**Material:**
########################################
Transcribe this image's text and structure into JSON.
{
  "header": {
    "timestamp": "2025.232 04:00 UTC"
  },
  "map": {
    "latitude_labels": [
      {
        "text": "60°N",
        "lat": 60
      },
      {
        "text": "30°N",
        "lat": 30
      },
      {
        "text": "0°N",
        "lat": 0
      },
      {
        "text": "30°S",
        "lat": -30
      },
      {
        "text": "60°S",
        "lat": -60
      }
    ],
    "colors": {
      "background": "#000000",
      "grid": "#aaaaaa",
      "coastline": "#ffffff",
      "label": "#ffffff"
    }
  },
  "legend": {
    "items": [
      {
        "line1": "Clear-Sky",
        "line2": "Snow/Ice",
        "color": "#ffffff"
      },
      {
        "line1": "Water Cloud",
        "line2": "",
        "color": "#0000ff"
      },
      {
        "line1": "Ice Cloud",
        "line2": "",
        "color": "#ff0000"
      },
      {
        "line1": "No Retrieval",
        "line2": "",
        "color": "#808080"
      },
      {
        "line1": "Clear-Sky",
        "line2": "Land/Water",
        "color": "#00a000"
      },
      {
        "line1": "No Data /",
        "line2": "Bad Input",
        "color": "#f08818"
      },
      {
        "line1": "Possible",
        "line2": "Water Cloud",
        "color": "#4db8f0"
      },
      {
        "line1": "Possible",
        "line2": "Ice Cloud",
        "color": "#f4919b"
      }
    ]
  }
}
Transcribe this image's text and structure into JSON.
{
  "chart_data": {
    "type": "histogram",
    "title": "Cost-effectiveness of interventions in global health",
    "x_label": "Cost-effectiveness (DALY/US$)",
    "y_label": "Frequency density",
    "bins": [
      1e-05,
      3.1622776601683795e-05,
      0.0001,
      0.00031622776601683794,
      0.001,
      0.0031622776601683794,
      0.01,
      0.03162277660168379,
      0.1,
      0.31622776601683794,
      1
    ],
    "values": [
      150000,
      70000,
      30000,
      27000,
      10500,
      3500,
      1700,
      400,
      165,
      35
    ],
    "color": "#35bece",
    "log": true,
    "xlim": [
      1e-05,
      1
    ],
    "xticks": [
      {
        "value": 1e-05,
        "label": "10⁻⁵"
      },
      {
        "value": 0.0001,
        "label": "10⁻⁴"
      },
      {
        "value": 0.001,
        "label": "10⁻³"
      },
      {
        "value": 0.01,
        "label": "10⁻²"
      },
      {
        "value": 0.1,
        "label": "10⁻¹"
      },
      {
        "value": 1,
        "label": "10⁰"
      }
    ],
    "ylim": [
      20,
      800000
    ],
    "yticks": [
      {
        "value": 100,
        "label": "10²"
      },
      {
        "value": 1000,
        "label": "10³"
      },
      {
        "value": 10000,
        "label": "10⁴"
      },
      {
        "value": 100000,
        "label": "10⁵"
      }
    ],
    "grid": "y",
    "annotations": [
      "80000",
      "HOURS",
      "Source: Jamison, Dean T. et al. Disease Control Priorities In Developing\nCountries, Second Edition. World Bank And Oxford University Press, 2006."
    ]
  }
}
########################################
**Instruction:** Using the entries above, please restate each one word for word.

**Completed exercise:**
Transcribe this image's text and structure into JSON.
{
  "header": {
    "timestamp": "2025.232 04:00 UTC"
  },
  "map": {
    "latitude_labels": [
      {
        "text": "60°N",
        "lat": 60
      },
      {
        "text": "30°N",
        "lat": 30
      },
      {
        "text": "0°N",
        "lat": 0
      },
      {
        "text": "30°S",
        "lat": -30
      },
      {
        "text": "60°S",
        "lat": -60
      }
    ],
    "colors": {
      "background": "#000000",
      "grid": "#aaaaaa",
      "coastline": "#ffffff",
      "label": "#ffffff"
    }
  },
  "legend": {
    "items": [
      {
        "line1": "Clear-Sky",
        "line2": "Snow/Ice",
        "color": "#ffffff"
      },
      {
        "line1": "Water Cloud",
        "line2": "",
        "color": "#0000ff"
      },
      {
        "line1": "Ice Cloud",
        "line2": "",
        "color": "#ff0000"
      },
      {
        "line1": "No Retrieval",
        "line2": "",
        "color": "#808080"
      },
      {
        "line1": "Clear-Sky",
        "line2": "Land/Water",
        "color": "#00a000"
      },
      {
        "line1": "No Data /",
        "line2": "Bad Input",
        "color": "#f08818"
      },
      {
        "line1": "Possible",
        "line2": "Water Cloud",
        "color": "#4db8f0"
      },
      {
        "line1": "Possible",
        "line2": "Ice Cloud",
        "color": "#f4919b"
      }
    ]
  }
}
Transcribe this image's text and structure into JSON.
{
  "chart_data": {
    "type": "histogram",
    "title": "Cost-effectiveness of interventions in global health",
    "x_label": "Cost-effectiveness (DALY/US$)",
    "y_label": "Frequency density",
    "bins": [
      1e-05,
      3.1622776601683795e-05,
      0.0001,
      0.00031622776601683794,
      0.001,
      0.0031622776601683794,
      0.01,
      0.03162277660168379,
      0.1,
      0.31622776601683794,
      1
    ],
    "values": [
      150000,
      70000,
      30000,
      27000,
      10500,
      3500,
      1700,
      400,
      165,
      35
    ],
    "color": "#35bece",
    "log": true,
    "xlim": [
      1e-05,
      1
    ],
    "xticks": [
      {
        "value": 1e-05,
        "label": "10⁻⁵"
      },
      {
        "value": 0.0001,
        "label": "10⁻⁴"
      },
      {
        "value": 0.001,
        "label": "10⁻³"
      },
      {
        "value": 0.01,
        "label": "10⁻²"
      },
      {
        "value": 0.1,
        "label": "10⁻¹"
      },
      {
        "value": 1,
        "label": "10⁰"
      }
    ],
    "ylim": [
      20,
      800000
    ],
    "yticks": [
      {
        "value": 100,
        "label": "10²"
      },
      {
        "value": 1000,
        "label": "10³"
      },
      {
        "value": 10000,
        "label": "10⁴"
      },
      {
        "value": 100000,
        "label": "10⁵"
      }
    ],
    "grid": "y",
    "annotations": [
      "80000",
      "HOURS",
      "Source: Jamison, Dean T. et al. Disease Control Priorities In Developing\nCountries, Second Edition. World Bank And Oxford University Press, 2006."
    ]
  }
}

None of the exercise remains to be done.